- _Set exercise_:
For the entries that follow, state how many lines include the word "increments", giving the number and nothing else.

▼

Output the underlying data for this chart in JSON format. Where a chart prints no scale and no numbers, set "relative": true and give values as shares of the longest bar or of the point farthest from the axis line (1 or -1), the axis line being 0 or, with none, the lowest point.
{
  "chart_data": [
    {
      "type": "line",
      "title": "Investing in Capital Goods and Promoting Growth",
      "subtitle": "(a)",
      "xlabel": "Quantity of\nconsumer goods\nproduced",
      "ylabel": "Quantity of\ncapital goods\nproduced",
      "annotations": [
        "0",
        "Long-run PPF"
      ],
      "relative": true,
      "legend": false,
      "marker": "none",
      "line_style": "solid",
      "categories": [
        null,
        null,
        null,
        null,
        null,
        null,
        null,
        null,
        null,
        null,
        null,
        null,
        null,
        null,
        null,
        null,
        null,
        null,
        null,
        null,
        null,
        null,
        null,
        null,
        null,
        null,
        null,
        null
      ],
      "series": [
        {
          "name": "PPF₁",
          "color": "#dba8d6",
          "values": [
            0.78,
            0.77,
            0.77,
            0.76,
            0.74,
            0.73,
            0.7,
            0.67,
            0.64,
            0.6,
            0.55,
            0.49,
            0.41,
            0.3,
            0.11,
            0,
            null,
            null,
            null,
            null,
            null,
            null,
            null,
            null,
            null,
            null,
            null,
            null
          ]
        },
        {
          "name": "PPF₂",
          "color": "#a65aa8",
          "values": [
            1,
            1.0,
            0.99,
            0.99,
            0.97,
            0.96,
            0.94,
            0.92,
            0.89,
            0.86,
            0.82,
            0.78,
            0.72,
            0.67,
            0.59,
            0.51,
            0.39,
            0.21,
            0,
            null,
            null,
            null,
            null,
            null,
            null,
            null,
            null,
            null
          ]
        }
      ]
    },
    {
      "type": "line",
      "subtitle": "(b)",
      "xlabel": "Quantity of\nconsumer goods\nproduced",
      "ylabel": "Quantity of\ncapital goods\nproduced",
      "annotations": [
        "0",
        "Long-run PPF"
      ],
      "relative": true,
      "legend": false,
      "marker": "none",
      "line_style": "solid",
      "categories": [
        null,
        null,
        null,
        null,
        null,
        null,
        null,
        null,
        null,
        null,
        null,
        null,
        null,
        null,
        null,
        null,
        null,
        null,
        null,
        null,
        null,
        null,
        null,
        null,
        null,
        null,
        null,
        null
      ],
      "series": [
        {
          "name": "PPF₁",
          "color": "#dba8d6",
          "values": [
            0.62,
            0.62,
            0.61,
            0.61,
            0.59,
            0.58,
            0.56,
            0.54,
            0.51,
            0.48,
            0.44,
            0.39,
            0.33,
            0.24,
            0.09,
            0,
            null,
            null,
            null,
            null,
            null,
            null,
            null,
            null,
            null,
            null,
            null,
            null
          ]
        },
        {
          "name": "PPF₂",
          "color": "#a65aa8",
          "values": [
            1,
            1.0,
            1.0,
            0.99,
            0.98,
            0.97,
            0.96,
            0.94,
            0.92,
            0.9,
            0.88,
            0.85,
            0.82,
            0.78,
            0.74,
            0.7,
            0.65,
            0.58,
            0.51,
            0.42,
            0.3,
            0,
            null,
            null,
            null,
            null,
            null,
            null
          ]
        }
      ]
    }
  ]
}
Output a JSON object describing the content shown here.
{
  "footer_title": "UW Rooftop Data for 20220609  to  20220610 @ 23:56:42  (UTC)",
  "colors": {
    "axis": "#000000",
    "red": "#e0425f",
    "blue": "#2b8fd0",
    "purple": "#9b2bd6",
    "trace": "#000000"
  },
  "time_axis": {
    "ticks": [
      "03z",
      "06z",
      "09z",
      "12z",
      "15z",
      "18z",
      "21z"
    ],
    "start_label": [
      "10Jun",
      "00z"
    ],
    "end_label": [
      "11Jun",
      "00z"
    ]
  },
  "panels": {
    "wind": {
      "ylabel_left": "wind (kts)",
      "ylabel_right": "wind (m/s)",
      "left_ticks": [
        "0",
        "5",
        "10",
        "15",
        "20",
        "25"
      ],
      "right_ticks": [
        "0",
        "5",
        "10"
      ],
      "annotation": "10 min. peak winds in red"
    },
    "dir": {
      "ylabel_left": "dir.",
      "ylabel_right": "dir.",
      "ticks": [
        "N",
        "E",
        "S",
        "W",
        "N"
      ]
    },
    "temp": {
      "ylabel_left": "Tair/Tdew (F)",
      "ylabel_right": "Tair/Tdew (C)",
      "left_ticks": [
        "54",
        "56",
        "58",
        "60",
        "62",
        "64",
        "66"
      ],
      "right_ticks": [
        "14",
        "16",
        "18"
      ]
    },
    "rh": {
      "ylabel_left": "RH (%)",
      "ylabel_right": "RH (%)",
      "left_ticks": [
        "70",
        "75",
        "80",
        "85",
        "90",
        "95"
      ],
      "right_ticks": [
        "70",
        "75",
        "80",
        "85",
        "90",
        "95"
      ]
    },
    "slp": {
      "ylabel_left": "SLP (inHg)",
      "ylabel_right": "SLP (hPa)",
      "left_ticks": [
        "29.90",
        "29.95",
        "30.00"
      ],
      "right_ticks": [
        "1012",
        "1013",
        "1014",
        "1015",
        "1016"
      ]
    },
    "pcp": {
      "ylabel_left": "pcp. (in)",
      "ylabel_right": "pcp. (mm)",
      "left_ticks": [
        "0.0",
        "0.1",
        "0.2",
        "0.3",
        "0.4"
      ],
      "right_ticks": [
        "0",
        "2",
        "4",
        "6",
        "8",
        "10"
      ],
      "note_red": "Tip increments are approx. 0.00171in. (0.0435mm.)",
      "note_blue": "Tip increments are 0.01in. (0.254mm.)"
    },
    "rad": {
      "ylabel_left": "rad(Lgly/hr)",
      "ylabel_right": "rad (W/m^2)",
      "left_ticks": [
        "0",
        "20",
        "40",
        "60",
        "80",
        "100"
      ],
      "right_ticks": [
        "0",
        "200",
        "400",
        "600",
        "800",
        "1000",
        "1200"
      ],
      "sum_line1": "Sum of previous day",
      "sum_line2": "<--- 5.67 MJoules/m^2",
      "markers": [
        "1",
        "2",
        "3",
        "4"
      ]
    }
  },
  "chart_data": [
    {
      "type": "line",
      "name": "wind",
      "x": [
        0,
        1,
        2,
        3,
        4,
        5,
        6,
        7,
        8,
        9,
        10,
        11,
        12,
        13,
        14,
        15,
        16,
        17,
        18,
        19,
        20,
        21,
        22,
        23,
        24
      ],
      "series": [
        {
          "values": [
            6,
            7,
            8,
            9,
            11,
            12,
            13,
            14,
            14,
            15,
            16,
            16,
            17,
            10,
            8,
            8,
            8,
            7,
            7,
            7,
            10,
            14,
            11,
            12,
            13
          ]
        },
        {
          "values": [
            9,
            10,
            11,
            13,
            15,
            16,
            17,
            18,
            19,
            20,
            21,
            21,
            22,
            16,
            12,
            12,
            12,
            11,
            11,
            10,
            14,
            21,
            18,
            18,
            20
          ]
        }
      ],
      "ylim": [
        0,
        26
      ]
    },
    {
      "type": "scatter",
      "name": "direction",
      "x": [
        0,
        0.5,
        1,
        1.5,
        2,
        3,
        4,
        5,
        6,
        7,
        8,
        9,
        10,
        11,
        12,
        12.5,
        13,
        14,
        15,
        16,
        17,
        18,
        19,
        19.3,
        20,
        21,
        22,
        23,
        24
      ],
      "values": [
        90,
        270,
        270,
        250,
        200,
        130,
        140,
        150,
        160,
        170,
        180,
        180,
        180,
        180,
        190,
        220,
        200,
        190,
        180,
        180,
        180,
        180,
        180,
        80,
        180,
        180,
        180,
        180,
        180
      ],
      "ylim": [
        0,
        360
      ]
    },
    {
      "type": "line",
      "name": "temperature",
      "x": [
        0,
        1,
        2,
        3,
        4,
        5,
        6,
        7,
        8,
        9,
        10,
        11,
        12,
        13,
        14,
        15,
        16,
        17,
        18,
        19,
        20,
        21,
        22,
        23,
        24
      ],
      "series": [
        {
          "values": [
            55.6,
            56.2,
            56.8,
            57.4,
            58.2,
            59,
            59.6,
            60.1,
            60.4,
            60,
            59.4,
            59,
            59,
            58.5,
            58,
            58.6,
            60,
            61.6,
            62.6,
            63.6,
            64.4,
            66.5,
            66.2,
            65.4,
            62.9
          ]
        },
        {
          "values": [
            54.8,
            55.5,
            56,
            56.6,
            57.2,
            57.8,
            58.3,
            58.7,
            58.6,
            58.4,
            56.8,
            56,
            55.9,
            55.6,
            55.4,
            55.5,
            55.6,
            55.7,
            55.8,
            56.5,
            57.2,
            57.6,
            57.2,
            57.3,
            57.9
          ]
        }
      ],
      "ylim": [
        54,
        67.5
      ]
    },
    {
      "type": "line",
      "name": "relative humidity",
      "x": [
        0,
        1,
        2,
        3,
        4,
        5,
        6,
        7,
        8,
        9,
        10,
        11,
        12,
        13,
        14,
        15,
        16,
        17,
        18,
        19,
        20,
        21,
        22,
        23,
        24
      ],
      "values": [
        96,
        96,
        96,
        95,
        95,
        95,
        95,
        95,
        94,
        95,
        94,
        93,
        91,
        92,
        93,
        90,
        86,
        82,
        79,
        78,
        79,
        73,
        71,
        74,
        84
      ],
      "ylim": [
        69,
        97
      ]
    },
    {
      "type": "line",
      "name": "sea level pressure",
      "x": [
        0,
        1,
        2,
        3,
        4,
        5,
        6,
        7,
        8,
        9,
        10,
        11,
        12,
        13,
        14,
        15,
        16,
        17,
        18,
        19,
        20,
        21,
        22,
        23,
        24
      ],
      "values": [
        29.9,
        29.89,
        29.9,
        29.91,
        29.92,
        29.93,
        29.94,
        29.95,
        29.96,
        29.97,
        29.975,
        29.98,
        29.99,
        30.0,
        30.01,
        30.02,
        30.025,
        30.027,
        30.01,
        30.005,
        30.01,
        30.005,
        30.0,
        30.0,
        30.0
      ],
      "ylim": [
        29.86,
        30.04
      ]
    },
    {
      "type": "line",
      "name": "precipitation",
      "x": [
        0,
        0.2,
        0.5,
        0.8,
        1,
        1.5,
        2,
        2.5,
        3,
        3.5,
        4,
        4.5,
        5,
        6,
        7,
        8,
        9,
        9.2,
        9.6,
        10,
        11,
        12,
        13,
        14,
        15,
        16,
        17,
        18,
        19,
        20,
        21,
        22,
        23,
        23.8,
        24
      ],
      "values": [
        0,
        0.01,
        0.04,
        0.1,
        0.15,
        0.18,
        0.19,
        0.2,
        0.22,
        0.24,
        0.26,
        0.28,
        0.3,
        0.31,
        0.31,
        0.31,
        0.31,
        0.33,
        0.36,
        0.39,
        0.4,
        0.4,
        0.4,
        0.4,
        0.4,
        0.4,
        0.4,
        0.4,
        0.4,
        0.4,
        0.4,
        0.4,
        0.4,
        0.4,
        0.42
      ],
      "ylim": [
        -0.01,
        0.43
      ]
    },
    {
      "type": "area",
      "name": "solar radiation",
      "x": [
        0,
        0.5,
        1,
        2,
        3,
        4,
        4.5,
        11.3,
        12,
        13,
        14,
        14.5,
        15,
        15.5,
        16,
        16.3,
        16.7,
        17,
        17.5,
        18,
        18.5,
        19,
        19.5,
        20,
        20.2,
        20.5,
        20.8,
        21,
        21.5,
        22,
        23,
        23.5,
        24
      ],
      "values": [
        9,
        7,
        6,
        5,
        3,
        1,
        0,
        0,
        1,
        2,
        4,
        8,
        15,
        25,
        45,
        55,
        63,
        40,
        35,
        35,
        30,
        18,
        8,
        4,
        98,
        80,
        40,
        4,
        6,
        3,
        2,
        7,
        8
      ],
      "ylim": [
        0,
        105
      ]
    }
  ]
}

▲

- _Right answer_:
2